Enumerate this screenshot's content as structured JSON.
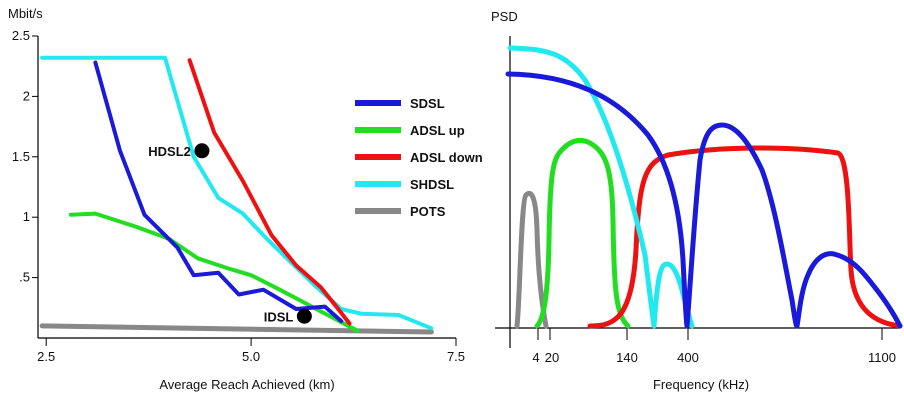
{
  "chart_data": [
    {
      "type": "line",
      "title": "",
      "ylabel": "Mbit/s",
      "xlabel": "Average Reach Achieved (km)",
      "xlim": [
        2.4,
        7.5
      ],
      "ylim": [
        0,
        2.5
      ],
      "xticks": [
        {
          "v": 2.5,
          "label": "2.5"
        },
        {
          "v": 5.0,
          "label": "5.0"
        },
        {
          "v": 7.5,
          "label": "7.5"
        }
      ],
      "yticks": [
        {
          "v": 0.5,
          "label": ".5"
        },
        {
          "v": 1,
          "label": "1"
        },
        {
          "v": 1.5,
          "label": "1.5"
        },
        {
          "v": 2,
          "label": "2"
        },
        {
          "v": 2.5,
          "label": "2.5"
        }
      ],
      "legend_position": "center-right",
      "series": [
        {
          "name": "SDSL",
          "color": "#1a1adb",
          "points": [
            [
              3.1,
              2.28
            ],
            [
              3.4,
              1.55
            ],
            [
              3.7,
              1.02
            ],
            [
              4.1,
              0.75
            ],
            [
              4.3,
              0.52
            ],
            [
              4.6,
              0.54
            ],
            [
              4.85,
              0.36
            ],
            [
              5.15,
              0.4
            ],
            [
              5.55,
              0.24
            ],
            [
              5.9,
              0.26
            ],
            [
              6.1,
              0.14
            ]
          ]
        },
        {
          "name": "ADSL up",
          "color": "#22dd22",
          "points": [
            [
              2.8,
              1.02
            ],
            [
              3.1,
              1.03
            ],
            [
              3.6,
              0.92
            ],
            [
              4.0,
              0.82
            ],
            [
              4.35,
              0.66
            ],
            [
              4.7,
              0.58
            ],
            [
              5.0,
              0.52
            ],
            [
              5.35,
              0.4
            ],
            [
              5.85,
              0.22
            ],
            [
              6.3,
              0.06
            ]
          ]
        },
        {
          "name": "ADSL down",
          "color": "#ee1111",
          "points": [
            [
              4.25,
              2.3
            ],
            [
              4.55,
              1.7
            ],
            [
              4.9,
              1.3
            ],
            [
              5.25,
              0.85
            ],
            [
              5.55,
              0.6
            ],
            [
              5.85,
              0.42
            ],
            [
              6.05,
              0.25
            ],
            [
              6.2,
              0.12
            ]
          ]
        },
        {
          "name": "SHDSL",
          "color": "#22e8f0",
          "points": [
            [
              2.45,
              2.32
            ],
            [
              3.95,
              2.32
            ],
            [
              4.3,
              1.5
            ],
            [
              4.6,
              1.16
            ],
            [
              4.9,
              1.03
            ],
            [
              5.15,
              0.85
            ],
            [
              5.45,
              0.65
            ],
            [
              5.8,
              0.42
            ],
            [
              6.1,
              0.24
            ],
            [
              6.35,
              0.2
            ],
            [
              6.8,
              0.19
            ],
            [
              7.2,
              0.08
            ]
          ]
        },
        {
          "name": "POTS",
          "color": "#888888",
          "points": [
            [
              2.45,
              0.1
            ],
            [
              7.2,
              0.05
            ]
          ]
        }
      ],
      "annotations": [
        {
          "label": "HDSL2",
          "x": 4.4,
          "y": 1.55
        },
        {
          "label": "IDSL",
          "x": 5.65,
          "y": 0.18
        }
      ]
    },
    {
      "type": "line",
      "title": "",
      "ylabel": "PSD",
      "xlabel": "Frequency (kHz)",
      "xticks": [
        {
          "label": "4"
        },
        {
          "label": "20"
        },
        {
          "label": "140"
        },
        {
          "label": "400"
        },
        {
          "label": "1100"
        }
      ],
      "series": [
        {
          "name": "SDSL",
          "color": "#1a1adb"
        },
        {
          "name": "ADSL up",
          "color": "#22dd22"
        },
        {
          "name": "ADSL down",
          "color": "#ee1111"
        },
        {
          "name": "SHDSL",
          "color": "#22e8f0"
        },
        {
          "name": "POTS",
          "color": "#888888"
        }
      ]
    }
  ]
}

TASK BRIEF: Drop the pictures and reproduce the rest of the entries above exactly.

EXPECTED ANSWER:
Enumerate this screenshot's content as structured JSON.
{
  "chart_data": [
    {
      "type": "line",
      "title": "",
      "ylabel": "Mbit/s",
      "xlabel": "Average Reach Achieved (km)",
      "xlim": [
        2.4,
        7.5
      ],
      "ylim": [
        0,
        2.5
      ],
      "xticks": [
        {
          "v": 2.5,
          "label": "2.5"
        },
        {
          "v": 5.0,
          "label": "5.0"
        },
        {
          "v": 7.5,
          "label": "7.5"
        }
      ],
      "yticks": [
        {
          "v": 0.5,
          "label": ".5"
        },
        {
          "v": 1,
          "label": "1"
        },
        {
          "v": 1.5,
          "label": "1.5"
        },
        {
          "v": 2,
          "label": "2"
        },
        {
          "v": 2.5,
          "label": "2.5"
        }
      ],
      "legend_position": "center-right",
      "series": [
        {
          "name": "SDSL",
          "color": "#1a1adb",
          "points": [
            [
              3.1,
              2.28
            ],
            [
              3.4,
              1.55
            ],
            [
              3.7,
              1.02
            ],
            [
              4.1,
              0.75
            ],
            [
              4.3,
              0.52
            ],
            [
              4.6,
              0.54
            ],
            [
              4.85,
              0.36
            ],
            [
              5.15,
              0.4
            ],
            [
              5.55,
              0.24
            ],
            [
              5.9,
              0.26
            ],
            [
              6.1,
              0.14
            ]
          ]
        },
        {
          "name": "ADSL up",
          "color": "#22dd22",
          "points": [
            [
              2.8,
              1.02
            ],
            [
              3.1,
              1.03
            ],
            [
              3.6,
              0.92
            ],
            [
              4.0,
              0.82
            ],
            [
              4.35,
              0.66
            ],
            [
              4.7,
              0.58
            ],
            [
              5.0,
              0.52
            ],
            [
              5.35,
              0.4
            ],
            [
              5.85,
              0.22
            ],
            [
              6.3,
              0.06
            ]
          ]
        },
        {
          "name": "ADSL down",
          "color": "#ee1111",
          "points": [
            [
              4.25,
              2.3
            ],
            [
              4.55,
              1.7
            ],
            [
              4.9,
              1.3
            ],
            [
              5.25,
              0.85
            ],
            [
              5.55,
              0.6
            ],
            [
              5.85,
              0.42
            ],
            [
              6.05,
              0.25
            ],
            [
              6.2,
              0.12
            ]
          ]
        },
        {
          "name": "SHDSL",
          "color": "#22e8f0",
          "points": [
            [
              2.45,
              2.32
            ],
            [
              3.95,
              2.32
            ],
            [
              4.3,
              1.5
            ],
            [
              4.6,
              1.16
            ],
            [
              4.9,
              1.03
            ],
            [
              5.15,
              0.85
            ],
            [
              5.45,
              0.65
            ],
            [
              5.8,
              0.42
            ],
            [
              6.1,
              0.24
            ],
            [
              6.35,
              0.2
            ],
            [
              6.8,
              0.19
            ],
            [
              7.2,
              0.08
            ]
          ]
        },
        {
          "name": "POTS",
          "color": "#888888",
          "points": [
            [
              2.45,
              0.1
            ],
            [
              7.2,
              0.05
            ]
          ]
        }
      ],
      "annotations": [
        {
          "label": "HDSL2",
          "x": 4.4,
          "y": 1.55
        },
        {
          "label": "IDSL",
          "x": 5.65,
          "y": 0.18
        }
      ]
    },
    {
      "type": "line",
      "title": "",
      "ylabel": "PSD",
      "xlabel": "Frequency (kHz)",
      "xticks": [
        {
          "label": "4"
        },
        {
          "label": "20"
        },
        {
          "label": "140"
        },
        {
          "label": "400"
        },
        {
          "label": "1100"
        }
      ],
      "series": [
        {
          "name": "SDSL",
          "color": "#1a1adb"
        },
        {
          "name": "ADSL up",
          "color": "#22dd22"
        },
        {
          "name": "ADSL down",
          "color": "#ee1111"
        },
        {
          "name": "SHDSL",
          "color": "#22e8f0"
        },
        {
          "name": "POTS",
          "color": "#888888"
        }
      ]
    }
  ]
}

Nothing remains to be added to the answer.